__Input material__
════════════════

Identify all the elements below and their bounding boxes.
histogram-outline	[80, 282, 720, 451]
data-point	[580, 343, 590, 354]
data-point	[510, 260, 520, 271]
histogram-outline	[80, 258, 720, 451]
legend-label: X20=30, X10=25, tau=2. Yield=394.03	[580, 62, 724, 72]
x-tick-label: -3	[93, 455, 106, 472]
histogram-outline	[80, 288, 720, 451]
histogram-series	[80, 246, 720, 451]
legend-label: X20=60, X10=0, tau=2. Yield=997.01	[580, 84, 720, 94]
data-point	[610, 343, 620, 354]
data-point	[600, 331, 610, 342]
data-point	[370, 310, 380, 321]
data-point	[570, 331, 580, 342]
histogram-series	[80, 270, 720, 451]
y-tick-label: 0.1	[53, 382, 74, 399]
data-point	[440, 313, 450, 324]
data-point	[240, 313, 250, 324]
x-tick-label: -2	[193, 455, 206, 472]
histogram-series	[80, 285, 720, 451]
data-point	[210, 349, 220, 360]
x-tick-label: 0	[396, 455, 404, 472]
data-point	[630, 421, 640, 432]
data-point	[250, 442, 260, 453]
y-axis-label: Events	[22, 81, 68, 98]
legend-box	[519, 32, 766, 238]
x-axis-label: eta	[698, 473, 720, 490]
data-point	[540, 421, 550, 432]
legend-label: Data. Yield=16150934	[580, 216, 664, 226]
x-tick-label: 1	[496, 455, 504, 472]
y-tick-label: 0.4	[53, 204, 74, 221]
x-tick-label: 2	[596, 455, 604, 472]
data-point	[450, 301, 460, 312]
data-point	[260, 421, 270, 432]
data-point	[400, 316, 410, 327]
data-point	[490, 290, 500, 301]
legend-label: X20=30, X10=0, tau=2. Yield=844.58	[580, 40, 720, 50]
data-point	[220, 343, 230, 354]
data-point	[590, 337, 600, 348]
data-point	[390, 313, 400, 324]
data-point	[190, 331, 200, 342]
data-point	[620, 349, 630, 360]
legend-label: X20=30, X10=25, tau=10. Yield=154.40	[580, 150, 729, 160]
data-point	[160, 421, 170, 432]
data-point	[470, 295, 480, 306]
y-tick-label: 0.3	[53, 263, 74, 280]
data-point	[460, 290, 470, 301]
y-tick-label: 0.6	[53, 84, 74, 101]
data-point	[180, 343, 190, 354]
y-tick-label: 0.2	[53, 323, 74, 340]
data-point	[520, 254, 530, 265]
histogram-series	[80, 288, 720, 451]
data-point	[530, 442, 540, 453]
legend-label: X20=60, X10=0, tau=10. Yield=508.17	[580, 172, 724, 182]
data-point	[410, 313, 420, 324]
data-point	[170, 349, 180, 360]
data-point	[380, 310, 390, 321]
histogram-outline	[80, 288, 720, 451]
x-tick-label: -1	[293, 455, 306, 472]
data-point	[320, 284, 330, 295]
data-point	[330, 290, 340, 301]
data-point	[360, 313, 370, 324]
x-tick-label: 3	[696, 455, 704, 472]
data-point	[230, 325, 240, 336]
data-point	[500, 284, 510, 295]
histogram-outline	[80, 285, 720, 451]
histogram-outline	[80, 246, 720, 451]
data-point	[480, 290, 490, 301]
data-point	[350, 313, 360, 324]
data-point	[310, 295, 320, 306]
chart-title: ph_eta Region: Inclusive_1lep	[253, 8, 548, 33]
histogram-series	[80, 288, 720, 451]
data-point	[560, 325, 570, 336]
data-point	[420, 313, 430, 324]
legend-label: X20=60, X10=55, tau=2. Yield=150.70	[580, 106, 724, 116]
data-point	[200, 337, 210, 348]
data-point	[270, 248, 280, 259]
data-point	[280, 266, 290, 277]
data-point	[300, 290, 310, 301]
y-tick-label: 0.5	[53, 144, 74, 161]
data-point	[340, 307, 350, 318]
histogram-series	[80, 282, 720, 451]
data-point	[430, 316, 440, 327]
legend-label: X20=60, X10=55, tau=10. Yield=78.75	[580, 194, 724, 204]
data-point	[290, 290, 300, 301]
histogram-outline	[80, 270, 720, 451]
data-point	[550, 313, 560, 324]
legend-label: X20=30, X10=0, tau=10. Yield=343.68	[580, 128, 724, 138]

════════════════

__Short task__
Lay out the records above as a Markdown table with the columns No. and Text. Cover the lines from the first line through the line containing "349, 220, 360]", give each line its row number, and leave out blank lines.

__Result of this exercise__
| No. | Text |
|---|---|
| 1 | Identify all the elements below and their bounding boxes. |
| 2 | histogram-outline	[80, 282, 720, 451] |
| 3 | data-point	[580, 343, 590, 354] |
| 4 | data-point	[510, 260, 520, 271] |
| 5 | histogram-outline	[80, 258, 720, 451] |
| 6 | legend-label: X20=30, X10=25, tau=2. Yield=394.03	[580, 62, 724, 72] |
| 7 | x-tick-label: -3	[93, 455, 106, 472] |
| 8 | histogram-outline	[80, 288, 720, 451] |
| 9 | histogram-series	[80, 246, 720, 451] |
| 10 | legend-label: X20=60, X10=0, tau=2. Yield=997.01	[580, 84, 720, 94] |
| 11 | data-point	[610, 343, 620, 354] |
| 12 | data-point	[600, 331, 610, 342] |
| 13 | data-point	[370, 310, 380, 321] |
| 14 | data-point	[570, 331, 580, 342] |
| 15 | histogram-series	[80, 270, 720, 451] |
| 16 | y-tick-label: 0.1	[53, 382, 74, 399] |
| 17 | data-point	[440, 313, 450, 324] |
| 18 | data-point	[240, 313, 250, 324] |
| 19 | x-tick-label: -2	[193, 455, 206, 472] |
| 20 | histogram-series	[80, 285, 720, 451] |
| 21 | data-point	[210, 349, 220, 360] |